# PROVIDED MATERIAL
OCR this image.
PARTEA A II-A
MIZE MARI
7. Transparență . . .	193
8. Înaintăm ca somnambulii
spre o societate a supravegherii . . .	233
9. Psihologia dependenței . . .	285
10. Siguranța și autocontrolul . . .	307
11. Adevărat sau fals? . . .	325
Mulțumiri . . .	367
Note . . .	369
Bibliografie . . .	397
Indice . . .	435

# STATED PROBLEM
Reproduce each record shown above without altering a single word.

# RESPONSE TO THE EXERCISE
OCR this image.
PARTEA A II-A
MIZE MARI
7. Transparență . . .	193
8. Înaintăm ca somnambulii
spre o societate a supravegherii . . .	233
9. Psihologia dependenței . . .	285
10. Siguranța și autocontrolul . . .	307
11. Adevărat sau fals? . . .	325
Mulțumiri . . .	367
Note . . .	369
Bibliografie . . .	397
Indice . . .	435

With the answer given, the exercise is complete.